**Short problem**. In the listing below, locate the lines that hold "проявлений" and copy them.

**Data shown**.
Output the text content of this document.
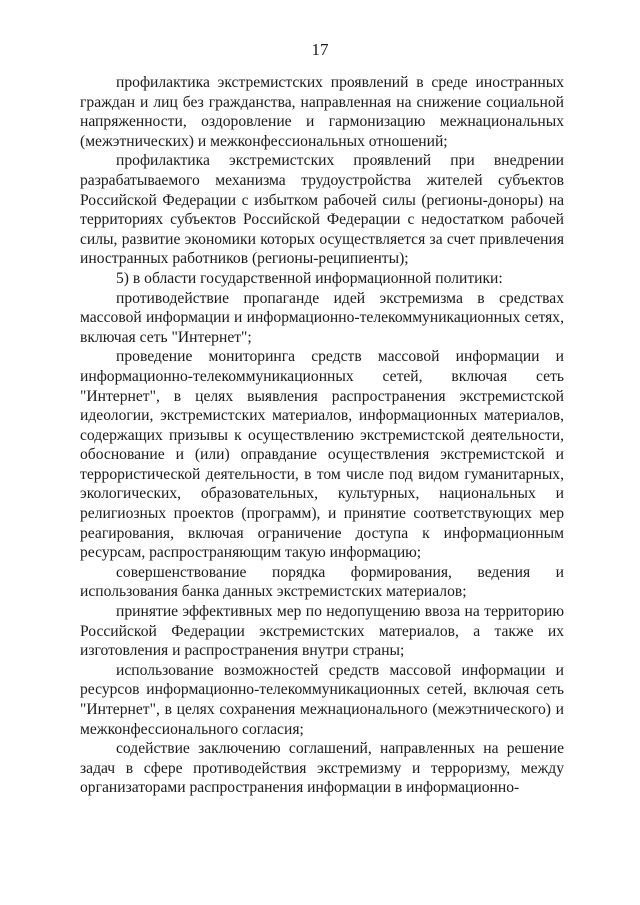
17

профилактика экстремистских проявлений в среде иностранных граждан и лиц без гражданства, направленная на снижение социальной напряженности, оздоровление и гармонизацию межнациональных (межэтнических) и межконфессиональных отношений;

профилактика экстремистских проявлений при внедрении разрабатываемого механизма трудоустройства жителей субъектов Российской Федерации с избытком рабочей силы (регионы-доноры) на территориях субъектов Российской Федерации с недостатком рабочей силы, развитие экономики которых осуществляется за счет привлечения иностранных работников (регионы-реципиенты);

5) в области государственной информационной политики:

противодействие пропаганде идей экстремизма в средствах массовой информации и информационно-телекоммуникационных сетях, включая сеть "Интернет";

проведение мониторинга средств массовой информации и информационно-телекоммуникационных сетей, включая сеть "Интернет", в целях выявления распространения экстремистской идеологии, экстремистских материалов, информационных материалов, содержащих призывы к осуществлению экстремистской деятельности, обоснование и (или) оправдание осуществления экстремистской и террористической деятельности, в том числе под видом гуманитарных, экологических, образовательных, культурных, национальных и религиозных проектов (программ), и принятие соответствующих мер реагирования, включая ограничение доступа к информационным ресурсам, распространяющим такую информацию;

совершенствование порядка формирования, ведения и использования банка данных экстремистских материалов;

принятие эффективных мер по недопущению ввоза на территорию Российской Федерации экстремистских материалов, а также их изготовления и распространения внутри страны;

использование возможностей средств массовой информации и ресурсов информационно-телекоммуникационных сетей, включая сеть "Интернет", в целях сохранения межнационального (межэтнического) и межконфессионального согласия;

содействие заключению соглашений, направленных на решение задач в сфере противодействия экстремизму и терроризму, между организаторами распространения информации в информационно-
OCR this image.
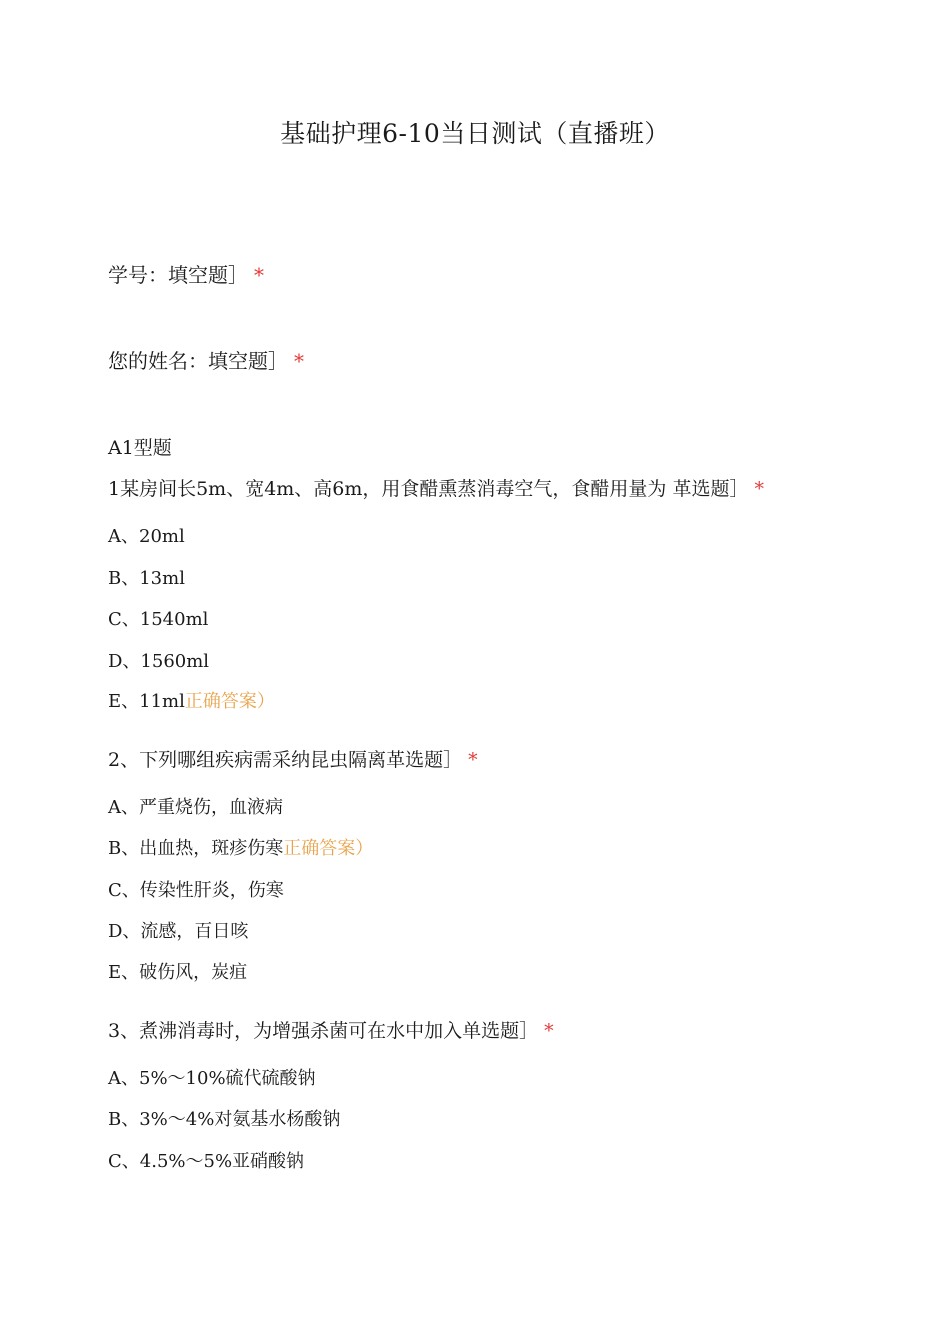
基础护理6-10当日测试（直播班）
学号：填空题］ *
您的姓名：填空题］ *
A1型题
1某房间长5m、宽4m、高6m，用食醋熏蒸消毒空气，食醋用量为 革选题］ *
A、20ml
B、13ml
C、1540ml
D、1560ml
E、11ml正确答案）
2、下列哪组疾病需采纳昆虫隔离革选题］ *
A、严重烧伤，血液病
B、出血热，斑疹伤寒正确答案）
C、传染性肝炎，伤寒
D、流感，百日咳
E、破伤风，炭疽
3、煮沸消毒时，为增强杀菌可在水中加入单选题］ *
A、5%〜10%硫代硫酸钠
B、3%〜4%对氨基水杨酸钠
C、4.5%〜5%亚硝酸钠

**The solution**.
профилактика экстремистских проявлений в среде иностранных граждан и лиц без гражданства, направленная на снижение социальной напряженности, оздоровление и гармонизацию межнациональных (межэтнических) и межконфессиональных отношений;
профилактика экстремистских проявлений при внедрении разрабатываемого механизма трудоустройства жителей субъектов Российской Федерации с избытком рабочей силы (регионы-доноры) на территориях субъектов Российской Федерации с недостатком рабочей силы, развитие экономики которых осуществляется за счет привлечения иностранных работников (регионы-реципиенты);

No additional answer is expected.